## START

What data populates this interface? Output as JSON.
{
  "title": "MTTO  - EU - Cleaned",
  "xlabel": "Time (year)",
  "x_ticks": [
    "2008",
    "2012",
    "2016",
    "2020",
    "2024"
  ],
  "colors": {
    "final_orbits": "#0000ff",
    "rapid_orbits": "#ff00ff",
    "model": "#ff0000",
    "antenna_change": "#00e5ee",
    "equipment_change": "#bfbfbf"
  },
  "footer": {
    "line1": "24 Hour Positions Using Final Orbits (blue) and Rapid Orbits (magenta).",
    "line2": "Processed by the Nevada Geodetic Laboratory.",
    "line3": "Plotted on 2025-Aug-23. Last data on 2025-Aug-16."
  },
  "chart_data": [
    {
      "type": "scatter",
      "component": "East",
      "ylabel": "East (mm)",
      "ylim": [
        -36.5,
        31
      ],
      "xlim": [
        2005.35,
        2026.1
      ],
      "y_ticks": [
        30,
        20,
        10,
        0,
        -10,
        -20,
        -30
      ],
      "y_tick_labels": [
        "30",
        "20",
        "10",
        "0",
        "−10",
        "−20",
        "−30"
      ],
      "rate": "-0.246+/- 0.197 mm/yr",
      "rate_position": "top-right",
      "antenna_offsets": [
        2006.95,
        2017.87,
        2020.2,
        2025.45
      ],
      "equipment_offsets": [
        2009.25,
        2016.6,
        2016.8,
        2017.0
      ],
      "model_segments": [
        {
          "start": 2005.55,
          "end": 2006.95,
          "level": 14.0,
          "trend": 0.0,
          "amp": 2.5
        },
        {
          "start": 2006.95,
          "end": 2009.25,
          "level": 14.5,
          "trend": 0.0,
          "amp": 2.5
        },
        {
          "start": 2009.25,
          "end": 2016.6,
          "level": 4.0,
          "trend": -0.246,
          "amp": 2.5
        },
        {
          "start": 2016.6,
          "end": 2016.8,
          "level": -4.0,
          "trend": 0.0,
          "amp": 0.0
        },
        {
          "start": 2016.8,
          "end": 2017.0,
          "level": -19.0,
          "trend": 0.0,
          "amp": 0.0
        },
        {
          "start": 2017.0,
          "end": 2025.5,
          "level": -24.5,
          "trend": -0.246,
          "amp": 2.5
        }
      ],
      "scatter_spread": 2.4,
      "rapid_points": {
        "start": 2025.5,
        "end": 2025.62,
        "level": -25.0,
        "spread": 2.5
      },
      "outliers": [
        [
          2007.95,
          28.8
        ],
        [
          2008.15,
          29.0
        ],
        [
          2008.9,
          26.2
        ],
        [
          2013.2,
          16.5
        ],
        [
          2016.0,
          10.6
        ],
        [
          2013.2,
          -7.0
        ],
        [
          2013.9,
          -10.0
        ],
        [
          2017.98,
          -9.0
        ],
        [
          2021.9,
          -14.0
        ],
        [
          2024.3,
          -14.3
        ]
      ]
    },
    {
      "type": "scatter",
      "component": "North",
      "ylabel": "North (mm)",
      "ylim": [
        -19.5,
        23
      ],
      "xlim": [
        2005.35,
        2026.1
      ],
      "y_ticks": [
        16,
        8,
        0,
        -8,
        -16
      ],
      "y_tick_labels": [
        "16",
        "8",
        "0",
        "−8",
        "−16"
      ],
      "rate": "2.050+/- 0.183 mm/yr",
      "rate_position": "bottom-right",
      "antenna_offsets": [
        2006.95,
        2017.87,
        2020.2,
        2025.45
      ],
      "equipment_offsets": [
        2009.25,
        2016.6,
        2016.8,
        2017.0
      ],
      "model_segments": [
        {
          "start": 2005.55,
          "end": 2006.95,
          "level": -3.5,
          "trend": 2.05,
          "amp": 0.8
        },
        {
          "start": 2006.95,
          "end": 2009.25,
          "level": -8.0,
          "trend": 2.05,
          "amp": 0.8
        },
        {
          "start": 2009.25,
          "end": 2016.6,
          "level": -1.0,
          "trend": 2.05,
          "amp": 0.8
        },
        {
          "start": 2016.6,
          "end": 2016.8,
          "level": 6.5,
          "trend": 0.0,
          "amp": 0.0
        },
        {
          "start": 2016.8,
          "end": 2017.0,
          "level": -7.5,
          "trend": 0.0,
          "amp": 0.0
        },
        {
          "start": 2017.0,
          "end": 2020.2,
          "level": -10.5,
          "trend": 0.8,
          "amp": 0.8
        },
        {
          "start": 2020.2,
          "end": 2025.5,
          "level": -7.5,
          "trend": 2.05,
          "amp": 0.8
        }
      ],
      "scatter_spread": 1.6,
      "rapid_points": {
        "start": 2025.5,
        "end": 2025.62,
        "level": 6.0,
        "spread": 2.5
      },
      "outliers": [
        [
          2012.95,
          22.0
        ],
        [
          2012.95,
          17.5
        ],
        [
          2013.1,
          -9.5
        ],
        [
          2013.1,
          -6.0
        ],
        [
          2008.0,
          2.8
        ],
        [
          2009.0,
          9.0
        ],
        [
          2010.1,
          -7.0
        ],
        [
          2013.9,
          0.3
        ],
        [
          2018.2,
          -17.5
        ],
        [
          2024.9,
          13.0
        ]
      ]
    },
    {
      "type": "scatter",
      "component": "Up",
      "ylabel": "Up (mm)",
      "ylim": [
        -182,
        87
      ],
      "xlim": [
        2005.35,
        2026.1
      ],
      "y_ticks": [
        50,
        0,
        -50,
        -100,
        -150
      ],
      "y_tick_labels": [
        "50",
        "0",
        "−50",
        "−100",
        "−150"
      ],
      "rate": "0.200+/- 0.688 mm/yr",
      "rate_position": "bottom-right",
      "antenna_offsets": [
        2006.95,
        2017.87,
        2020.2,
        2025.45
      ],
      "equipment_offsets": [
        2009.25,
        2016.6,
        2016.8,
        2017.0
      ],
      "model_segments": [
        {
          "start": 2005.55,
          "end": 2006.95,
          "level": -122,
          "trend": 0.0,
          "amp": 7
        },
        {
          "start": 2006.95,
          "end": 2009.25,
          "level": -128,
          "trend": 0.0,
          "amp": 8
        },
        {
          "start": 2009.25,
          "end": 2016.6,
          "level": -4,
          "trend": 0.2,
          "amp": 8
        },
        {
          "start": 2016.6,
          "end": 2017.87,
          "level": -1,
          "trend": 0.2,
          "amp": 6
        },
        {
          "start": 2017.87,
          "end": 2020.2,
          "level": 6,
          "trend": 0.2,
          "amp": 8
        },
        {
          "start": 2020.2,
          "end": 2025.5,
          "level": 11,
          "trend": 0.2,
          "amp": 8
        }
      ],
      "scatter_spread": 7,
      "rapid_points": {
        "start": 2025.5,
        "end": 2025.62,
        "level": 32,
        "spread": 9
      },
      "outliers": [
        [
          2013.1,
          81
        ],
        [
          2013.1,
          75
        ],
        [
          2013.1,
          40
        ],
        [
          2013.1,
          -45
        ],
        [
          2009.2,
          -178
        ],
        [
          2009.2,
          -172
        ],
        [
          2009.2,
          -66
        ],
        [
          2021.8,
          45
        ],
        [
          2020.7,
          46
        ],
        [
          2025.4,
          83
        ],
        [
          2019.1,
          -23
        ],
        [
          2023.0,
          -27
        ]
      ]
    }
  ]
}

## END

▸ **REQUIREMENT**: Quote the data above in full, changing nothing.

▸ **RESULT OF THIS EXERCISE**:
What data populates this interface? Output as JSON.
{
  "title": "MTTO  - EU - Cleaned",
  "xlabel": "Time (year)",
  "x_ticks": [
    "2008",
    "2012",
    "2016",
    "2020",
    "2024"
  ],
  "colors": {
    "final_orbits": "#0000ff",
    "rapid_orbits": "#ff00ff",
    "model": "#ff0000",
    "antenna_change": "#00e5ee",
    "equipment_change": "#bfbfbf"
  },
  "footer": {
    "line1": "24 Hour Positions Using Final Orbits (blue) and Rapid Orbits (magenta).",
    "line2": "Processed by the Nevada Geodetic Laboratory.",
    "line3": "Plotted on 2025-Aug-23. Last data on 2025-Aug-16."
  },
  "chart_data": [
    {
      "type": "scatter",
      "component": "East",
      "ylabel": "East (mm)",
      "ylim": [
        -36.5,
        31
      ],
      "xlim": [
        2005.35,
        2026.1
      ],
      "y_ticks": [
        30,
        20,
        10,
        0,
        -10,
        -20,
        -30
      ],
      "y_tick_labels": [
        "30",
        "20",
        "10",
        "0",
        "−10",
        "−20",
        "−30"
      ],
      "rate": "-0.246+/- 0.197 mm/yr",
      "rate_position": "top-right",
      "antenna_offsets": [
        2006.95,
        2017.87,
        2020.2,
        2025.45
      ],
      "equipment_offsets": [
        2009.25,
        2016.6,
        2016.8,
        2017.0
      ],
      "model_segments": [
        {
          "start": 2005.55,
          "end": 2006.95,
          "level": 14.0,
          "trend": 0.0,
          "amp": 2.5
        },
        {
          "start": 2006.95,
          "end": 2009.25,
          "level": 14.5,
          "trend": 0.0,
          "amp": 2.5
        },
        {
          "start": 2009.25,
          "end": 2016.6,
          "level": 4.0,
          "trend": -0.246,
          "amp": 2.5
        },
        {
          "start": 2016.6,
          "end": 2016.8,
          "level": -4.0,
          "trend": 0.0,
          "amp": 0.0
        },
        {
          "start": 2016.8,
          "end": 2017.0,
          "level": -19.0,
          "trend": 0.0,
          "amp": 0.0
        },
        {
          "start": 2017.0,
          "end": 2025.5,
          "level": -24.5,
          "trend": -0.246,
          "amp": 2.5
        }
      ],
      "scatter_spread": 2.4,
      "rapid_points": {
        "start": 2025.5,
        "end": 2025.62,
        "level": -25.0,
        "spread": 2.5
      },
      "outliers": [
        [
          2007.95,
          28.8
        ],
        [
          2008.15,
          29.0
        ],
        [
          2008.9,
          26.2
        ],
        [
          2013.2,
          16.5
        ],
        [
          2016.0,
          10.6
        ],
        [
          2013.2,
          -7.0
        ],
        [
          2013.9,
          -10.0
        ],
        [
          2017.98,
          -9.0
        ],
        [
          2021.9,
          -14.0
        ],
        [
          2024.3,
          -14.3
        ]
      ]
    },
    {
      "type": "scatter",
      "component": "North",
      "ylabel": "North (mm)",
      "ylim": [
        -19.5,
        23
      ],
      "xlim": [
        2005.35,
        2026.1
      ],
      "y_ticks": [
        16,
        8,
        0,
        -8,
        -16
      ],
      "y_tick_labels": [
        "16",
        "8",
        "0",
        "−8",
        "−16"
      ],
      "rate": "2.050+/- 0.183 mm/yr",
      "rate_position": "bottom-right",
      "antenna_offsets": [
        2006.95,
        2017.87,
        2020.2,
        2025.45
      ],
      "equipment_offsets": [
        2009.25,
        2016.6,
        2016.8,
        2017.0
      ],
      "model_segments": [
        {
          "start": 2005.55,
          "end": 2006.95,
          "level": -3.5,
          "trend": 2.05,
          "amp": 0.8
        },
        {
          "start": 2006.95,
          "end": 2009.25,
          "level": -8.0,
          "trend": 2.05,
          "amp": 0.8
        },
        {
          "start": 2009.25,
          "end": 2016.6,
          "level": -1.0,
          "trend": 2.05,
          "amp": 0.8
        },
        {
          "start": 2016.6,
          "end": 2016.8,
          "level": 6.5,
          "trend": 0.0,
          "amp": 0.0
        },
        {
          "start": 2016.8,
          "end": 2017.0,
          "level": -7.5,
          "trend": 0.0,
          "amp": 0.0
        },
        {
          "start": 2017.0,
          "end": 2020.2,
          "level": -10.5,
          "trend": 0.8,
          "amp": 0.8
        },
        {
          "start": 2020.2,
          "end": 2025.5,
          "level": -7.5,
          "trend": 2.05,
          "amp": 0.8
        }
      ],
      "scatter_spread": 1.6,
      "rapid_points": {
        "start": 2025.5,
        "end": 2025.62,
        "level": 6.0,
        "spread": 2.5
      },
      "outliers": [
        [
          2012.95,
          22.0
        ],
        [
          2012.95,
          17.5
        ],
        [
          2013.1,
          -9.5
        ],
        [
          2013.1,
          -6.0
        ],
        [
          2008.0,
          2.8
        ],
        [
          2009.0,
          9.0
        ],
        [
          2010.1,
          -7.0
        ],
        [
          2013.9,
          0.3
        ],
        [
          2018.2,
          -17.5
        ],
        [
          2024.9,
          13.0
        ]
      ]
    },
    {
      "type": "scatter",
      "component": "Up",
      "ylabel": "Up (mm)",
      "ylim": [
        -182,
        87
      ],
      "xlim": [
        2005.35,
        2026.1
      ],
      "y_ticks": [
        50,
        0,
        -50,
        -100,
        -150
      ],
      "y_tick_labels": [
        "50",
        "0",
        "−50",
        "−100",
        "−150"
      ],
      "rate": "0.200+/- 0.688 mm/yr",
      "rate_position": "bottom-right",
      "antenna_offsets": [
        2006.95,
        2017.87,
        2020.2,
        2025.45
      ],
      "equipment_offsets": [
        2009.25,
        2016.6,
        2016.8,
        2017.0
      ],
      "model_segments": [
        {
          "start": 2005.55,
          "end": 2006.95,
          "level": -122,
          "trend": 0.0,
          "amp": 7
        },
        {
          "start": 2006.95,
          "end": 2009.25,
          "level": -128,
          "trend": 0.0,
          "amp": 8
        },
        {
          "start": 2009.25,
          "end": 2016.6,
          "level": -4,
          "trend": 0.2,
          "amp": 8
        },
        {
          "start": 2016.6,
          "end": 2017.87,
          "level": -1,
          "trend": 0.2,
          "amp": 6
        },
        {
          "start": 2017.87,
          "end": 2020.2,
          "level": 6,
          "trend": 0.2,
          "amp": 8
        },
        {
          "start": 2020.2,
          "end": 2025.5,
          "level": 11,
          "trend": 0.2,
          "amp": 8
        }
      ],
      "scatter_spread": 7,
      "rapid_points": {
        "start": 2025.5,
        "end": 2025.62,
        "level": 32,
        "spread": 9
      },
      "outliers": [
        [
          2013.1,
          81
        ],
        [
          2013.1,
          75
        ],
        [
          2013.1,
          40
        ],
        [
          2013.1,
          -45
        ],
        [
          2009.2,
          -178
        ],
        [
          2009.2,
          -172
        ],
        [
          2009.2,
          -66
        ],
        [
          2021.8,
          45
        ],
        [
          2020.7,
          46
        ],
        [
          2025.4,
          83
        ],
        [
          2019.1,
          -23
        ],
        [
          2023.0,
          -27
        ]
      ]
    }
  ]
}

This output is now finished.